▸ **To be done**: Scan the material below for the string "background", and copy every line where it shows up.

▸ **Exercise input**:
++++++++

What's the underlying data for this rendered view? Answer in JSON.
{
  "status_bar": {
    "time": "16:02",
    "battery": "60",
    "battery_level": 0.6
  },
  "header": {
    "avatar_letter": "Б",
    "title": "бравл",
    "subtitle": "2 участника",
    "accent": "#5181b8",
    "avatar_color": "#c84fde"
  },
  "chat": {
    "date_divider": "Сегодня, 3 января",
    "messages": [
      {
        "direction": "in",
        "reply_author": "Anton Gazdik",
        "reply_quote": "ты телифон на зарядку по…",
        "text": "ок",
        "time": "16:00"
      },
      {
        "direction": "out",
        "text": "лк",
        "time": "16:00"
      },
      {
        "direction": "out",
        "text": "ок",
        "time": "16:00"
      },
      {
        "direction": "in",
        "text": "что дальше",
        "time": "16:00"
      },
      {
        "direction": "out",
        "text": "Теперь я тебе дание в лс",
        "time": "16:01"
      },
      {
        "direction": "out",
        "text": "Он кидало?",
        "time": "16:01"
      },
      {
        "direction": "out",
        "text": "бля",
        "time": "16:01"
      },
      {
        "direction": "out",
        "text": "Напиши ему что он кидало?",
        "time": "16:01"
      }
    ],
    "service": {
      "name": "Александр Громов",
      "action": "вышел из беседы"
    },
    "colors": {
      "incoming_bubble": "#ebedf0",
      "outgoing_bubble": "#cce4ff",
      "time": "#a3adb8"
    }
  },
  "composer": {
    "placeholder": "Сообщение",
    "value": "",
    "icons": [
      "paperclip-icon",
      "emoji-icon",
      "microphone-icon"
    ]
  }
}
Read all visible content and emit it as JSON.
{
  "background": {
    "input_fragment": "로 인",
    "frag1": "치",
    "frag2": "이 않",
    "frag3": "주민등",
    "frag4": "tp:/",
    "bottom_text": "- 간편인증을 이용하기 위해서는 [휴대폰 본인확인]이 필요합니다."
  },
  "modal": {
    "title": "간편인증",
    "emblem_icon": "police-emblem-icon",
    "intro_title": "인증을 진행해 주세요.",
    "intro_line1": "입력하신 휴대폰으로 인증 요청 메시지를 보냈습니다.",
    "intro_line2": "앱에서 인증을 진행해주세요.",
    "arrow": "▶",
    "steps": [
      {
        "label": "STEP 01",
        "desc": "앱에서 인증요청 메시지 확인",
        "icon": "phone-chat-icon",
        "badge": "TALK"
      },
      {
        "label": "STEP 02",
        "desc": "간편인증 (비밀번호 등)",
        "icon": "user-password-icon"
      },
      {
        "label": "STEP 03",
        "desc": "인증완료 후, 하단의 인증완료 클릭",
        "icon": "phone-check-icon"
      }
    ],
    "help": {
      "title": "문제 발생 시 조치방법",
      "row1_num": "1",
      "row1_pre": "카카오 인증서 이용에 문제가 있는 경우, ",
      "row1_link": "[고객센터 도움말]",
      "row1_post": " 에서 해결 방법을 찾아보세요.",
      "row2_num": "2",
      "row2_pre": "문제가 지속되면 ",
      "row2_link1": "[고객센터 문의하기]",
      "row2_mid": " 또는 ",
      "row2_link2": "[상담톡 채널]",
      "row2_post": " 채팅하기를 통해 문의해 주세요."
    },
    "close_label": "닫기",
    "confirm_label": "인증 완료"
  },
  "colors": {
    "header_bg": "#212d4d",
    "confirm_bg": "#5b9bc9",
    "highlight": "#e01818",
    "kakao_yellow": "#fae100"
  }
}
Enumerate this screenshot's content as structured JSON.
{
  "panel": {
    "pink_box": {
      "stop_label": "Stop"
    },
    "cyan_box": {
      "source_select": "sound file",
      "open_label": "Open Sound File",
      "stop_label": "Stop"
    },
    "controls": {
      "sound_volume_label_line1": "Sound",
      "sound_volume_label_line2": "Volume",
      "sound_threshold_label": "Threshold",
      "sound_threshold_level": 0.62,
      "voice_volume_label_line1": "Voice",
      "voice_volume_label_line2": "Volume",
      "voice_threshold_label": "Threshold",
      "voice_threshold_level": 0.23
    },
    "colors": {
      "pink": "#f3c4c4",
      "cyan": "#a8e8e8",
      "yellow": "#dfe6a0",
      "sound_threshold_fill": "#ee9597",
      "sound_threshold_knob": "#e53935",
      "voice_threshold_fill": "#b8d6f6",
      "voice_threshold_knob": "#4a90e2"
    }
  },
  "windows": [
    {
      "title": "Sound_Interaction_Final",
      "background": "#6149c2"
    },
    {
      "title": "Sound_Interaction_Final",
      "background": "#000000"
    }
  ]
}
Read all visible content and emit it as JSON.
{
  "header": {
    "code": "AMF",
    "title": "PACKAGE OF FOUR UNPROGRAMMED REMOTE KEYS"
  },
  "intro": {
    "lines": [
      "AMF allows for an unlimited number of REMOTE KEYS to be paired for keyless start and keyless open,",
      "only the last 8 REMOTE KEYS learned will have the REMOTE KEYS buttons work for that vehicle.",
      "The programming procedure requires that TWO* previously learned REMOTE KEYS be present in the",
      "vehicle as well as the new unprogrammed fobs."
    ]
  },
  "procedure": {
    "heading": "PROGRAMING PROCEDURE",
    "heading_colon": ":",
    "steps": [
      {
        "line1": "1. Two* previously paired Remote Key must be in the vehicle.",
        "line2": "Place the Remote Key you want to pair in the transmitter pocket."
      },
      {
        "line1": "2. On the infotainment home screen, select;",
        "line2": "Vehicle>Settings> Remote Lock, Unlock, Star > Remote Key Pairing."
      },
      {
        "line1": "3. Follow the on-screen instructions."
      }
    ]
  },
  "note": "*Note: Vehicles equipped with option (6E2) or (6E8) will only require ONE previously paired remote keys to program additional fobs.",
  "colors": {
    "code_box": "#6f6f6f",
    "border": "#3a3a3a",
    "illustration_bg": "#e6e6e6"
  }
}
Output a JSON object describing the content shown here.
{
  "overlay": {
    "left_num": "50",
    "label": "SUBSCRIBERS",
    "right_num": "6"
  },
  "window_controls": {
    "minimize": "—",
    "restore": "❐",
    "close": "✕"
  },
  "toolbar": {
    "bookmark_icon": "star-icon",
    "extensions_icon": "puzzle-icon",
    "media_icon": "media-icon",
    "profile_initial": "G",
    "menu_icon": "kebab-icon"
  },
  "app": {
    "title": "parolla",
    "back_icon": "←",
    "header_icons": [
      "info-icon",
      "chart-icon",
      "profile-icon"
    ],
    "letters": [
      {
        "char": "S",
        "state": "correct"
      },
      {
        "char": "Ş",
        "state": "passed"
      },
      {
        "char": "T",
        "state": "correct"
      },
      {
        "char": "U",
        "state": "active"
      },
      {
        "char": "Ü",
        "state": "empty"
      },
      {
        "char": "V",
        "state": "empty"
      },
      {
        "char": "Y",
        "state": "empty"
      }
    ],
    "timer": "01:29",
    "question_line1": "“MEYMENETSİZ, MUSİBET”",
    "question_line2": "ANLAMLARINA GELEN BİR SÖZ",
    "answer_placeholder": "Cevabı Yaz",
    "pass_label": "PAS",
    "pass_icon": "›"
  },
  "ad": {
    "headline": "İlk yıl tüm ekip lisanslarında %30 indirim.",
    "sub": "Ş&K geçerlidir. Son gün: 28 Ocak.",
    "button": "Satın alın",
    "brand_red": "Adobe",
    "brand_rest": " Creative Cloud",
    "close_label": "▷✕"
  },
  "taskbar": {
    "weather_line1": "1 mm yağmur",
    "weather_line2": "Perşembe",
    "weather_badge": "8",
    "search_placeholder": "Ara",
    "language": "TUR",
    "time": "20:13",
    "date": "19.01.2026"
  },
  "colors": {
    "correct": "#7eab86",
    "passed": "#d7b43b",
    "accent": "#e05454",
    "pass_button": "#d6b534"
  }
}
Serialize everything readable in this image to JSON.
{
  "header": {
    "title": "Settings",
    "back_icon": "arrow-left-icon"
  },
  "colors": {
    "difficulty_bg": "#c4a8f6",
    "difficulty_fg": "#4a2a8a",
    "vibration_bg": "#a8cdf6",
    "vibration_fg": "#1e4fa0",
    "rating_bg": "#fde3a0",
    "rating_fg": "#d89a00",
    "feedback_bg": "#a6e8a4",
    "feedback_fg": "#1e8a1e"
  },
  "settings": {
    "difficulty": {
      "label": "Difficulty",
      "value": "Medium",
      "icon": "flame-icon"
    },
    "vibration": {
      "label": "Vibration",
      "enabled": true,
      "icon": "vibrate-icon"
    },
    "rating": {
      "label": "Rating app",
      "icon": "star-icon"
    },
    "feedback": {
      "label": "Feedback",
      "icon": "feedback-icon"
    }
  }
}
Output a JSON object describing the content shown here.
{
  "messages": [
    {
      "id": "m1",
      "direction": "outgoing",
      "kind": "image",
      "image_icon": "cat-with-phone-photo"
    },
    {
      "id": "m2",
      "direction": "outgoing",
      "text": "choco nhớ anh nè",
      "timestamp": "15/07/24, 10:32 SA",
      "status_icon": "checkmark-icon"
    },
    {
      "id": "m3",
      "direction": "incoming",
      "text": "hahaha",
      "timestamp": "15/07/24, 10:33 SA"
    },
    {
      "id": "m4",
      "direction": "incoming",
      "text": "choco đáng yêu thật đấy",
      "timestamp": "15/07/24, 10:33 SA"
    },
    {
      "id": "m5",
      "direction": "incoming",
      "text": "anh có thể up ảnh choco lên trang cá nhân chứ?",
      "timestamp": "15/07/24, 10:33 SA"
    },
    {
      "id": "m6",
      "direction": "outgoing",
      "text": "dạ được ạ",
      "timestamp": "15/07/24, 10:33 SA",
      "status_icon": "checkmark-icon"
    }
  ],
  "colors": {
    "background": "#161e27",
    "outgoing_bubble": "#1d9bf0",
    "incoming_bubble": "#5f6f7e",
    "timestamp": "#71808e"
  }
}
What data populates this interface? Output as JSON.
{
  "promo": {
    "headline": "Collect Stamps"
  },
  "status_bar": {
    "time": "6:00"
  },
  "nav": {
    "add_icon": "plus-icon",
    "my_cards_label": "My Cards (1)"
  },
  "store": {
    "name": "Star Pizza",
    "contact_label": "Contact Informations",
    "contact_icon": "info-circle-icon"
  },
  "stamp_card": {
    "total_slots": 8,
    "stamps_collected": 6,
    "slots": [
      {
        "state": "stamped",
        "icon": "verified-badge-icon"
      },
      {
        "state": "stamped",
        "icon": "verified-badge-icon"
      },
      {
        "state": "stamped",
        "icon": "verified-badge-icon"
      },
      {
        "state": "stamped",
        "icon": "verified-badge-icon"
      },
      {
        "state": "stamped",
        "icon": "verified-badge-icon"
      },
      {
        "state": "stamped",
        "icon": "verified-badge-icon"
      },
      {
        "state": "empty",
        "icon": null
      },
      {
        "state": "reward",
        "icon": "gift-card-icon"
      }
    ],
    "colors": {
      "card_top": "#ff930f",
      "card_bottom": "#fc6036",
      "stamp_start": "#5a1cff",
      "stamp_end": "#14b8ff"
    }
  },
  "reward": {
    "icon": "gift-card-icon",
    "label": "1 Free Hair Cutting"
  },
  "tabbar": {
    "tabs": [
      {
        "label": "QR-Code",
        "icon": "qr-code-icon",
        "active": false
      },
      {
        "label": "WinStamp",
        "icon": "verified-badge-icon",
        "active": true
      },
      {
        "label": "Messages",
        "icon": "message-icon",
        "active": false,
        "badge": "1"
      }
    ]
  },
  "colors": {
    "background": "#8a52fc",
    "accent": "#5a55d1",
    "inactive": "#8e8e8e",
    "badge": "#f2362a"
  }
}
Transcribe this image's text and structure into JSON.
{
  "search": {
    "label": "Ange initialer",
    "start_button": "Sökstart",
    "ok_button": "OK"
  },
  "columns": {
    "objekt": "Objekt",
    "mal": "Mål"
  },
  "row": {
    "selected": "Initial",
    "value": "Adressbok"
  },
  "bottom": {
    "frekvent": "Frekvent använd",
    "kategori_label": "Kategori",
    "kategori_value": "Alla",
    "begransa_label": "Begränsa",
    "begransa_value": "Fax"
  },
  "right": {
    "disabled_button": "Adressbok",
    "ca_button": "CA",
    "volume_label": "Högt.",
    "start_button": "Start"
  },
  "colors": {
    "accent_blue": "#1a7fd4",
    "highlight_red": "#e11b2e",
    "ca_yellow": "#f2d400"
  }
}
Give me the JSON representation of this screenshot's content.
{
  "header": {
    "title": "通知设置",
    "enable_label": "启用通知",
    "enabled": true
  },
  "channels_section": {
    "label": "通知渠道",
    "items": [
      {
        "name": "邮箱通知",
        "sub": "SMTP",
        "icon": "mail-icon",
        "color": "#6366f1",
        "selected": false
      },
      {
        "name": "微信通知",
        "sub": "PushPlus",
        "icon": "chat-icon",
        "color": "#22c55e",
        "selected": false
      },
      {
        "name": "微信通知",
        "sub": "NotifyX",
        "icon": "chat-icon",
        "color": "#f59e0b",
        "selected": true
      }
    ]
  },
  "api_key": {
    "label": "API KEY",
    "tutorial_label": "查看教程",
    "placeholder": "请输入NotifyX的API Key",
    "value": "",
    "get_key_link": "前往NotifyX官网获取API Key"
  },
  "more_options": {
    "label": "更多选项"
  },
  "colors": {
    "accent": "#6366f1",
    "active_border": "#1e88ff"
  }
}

++++++++

▸ **Answer to this exercise**:
  "background": {
      "background": "#6149c2"
      "background": "#000000"
    "background": "#161e27",
    "background": "#8a52fc",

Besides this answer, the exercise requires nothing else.